_TEXT FOR ANALYSIS_:
****************

No Government program is FREE - what that really means is "no direct cost to the non-taxpaying/low-taxpaying user".

****************

_EXTRACTED INFORMATION_:
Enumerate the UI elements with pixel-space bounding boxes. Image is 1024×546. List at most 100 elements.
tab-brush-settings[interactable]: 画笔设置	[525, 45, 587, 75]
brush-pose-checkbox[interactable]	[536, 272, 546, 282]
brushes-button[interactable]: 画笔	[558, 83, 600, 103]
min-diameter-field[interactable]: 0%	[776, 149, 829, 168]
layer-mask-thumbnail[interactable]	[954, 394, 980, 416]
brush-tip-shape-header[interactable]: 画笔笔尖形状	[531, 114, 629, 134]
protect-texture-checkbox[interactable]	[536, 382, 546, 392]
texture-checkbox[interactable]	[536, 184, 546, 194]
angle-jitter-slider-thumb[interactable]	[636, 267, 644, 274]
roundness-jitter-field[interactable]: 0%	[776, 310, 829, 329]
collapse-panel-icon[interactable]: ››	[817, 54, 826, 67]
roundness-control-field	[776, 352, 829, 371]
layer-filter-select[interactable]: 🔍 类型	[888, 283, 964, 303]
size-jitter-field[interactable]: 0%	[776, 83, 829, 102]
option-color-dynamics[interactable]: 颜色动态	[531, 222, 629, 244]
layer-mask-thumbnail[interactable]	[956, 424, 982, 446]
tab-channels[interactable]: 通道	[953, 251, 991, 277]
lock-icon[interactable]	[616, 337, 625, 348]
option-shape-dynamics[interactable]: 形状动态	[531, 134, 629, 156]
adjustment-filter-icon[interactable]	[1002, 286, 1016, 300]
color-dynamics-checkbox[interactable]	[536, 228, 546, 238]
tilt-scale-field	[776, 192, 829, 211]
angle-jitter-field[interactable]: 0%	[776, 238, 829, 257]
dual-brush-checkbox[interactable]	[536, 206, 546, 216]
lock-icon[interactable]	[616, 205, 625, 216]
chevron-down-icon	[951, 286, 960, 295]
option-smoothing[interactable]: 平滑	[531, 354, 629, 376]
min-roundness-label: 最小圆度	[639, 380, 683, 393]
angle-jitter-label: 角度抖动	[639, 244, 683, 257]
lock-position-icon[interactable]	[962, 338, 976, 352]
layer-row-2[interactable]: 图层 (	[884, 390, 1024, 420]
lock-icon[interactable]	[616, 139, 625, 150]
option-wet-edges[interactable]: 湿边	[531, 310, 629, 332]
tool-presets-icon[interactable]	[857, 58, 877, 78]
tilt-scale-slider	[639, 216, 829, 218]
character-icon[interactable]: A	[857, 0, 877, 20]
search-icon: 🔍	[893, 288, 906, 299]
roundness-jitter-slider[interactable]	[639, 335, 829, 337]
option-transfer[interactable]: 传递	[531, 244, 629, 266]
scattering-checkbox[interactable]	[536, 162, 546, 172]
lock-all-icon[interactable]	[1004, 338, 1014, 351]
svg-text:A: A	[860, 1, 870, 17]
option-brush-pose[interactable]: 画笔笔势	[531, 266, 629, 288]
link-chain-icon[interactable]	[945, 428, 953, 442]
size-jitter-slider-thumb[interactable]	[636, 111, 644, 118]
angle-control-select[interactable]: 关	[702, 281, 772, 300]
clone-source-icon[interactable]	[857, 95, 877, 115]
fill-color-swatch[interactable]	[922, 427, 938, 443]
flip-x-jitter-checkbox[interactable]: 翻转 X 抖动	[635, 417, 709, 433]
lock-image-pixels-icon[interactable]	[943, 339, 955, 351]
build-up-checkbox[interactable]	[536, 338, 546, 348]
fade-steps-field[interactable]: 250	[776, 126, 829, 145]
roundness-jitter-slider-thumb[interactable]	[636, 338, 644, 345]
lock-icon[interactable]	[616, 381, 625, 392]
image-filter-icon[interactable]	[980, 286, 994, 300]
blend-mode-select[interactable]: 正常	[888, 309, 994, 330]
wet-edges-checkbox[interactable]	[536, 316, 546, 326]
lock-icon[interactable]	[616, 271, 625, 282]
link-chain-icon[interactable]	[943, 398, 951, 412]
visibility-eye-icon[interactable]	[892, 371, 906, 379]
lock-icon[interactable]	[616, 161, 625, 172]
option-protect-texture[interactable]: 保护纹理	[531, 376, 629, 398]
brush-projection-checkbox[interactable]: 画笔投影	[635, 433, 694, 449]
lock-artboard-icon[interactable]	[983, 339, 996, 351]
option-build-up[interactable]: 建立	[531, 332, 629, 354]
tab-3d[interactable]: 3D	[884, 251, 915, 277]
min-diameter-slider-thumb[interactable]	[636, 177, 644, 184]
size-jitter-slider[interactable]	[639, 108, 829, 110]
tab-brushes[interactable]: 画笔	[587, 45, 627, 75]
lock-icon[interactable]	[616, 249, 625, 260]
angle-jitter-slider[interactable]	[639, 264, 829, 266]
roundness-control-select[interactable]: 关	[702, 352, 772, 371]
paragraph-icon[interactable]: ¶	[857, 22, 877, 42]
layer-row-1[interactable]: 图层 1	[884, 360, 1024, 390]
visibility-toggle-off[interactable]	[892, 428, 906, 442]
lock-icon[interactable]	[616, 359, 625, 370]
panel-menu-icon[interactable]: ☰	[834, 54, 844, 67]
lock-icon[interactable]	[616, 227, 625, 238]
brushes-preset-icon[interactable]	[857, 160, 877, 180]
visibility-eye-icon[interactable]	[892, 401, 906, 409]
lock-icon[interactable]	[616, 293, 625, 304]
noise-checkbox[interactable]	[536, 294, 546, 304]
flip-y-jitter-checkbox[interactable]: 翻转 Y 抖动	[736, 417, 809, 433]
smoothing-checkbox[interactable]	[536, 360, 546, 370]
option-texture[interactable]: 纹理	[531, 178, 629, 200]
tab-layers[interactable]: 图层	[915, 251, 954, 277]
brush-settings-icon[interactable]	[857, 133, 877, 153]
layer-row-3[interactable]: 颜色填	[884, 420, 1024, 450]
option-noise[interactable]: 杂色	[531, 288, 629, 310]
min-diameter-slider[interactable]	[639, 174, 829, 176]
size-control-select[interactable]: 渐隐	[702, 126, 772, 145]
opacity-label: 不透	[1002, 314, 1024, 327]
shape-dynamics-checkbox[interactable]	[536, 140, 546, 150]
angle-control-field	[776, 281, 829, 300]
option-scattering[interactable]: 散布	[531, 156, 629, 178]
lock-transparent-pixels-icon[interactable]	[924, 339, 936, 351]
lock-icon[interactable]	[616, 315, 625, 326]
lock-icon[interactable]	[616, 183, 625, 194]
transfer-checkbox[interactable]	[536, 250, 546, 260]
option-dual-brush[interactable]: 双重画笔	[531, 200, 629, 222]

****************

_PROBLEM TO WORK ON_: Using the text about government programs, explain why it holds that no government program is truly free. Rely solely on the text about government programs.

_SOLUTION BELOW_: According to the text, calling a government program "free" really means only that there is "no direct cost to the non-taxpaying/low-taxpaying user." The program is therefore not free in a general sense. It is free only in that the user who pays little or no tax bears no direct cost.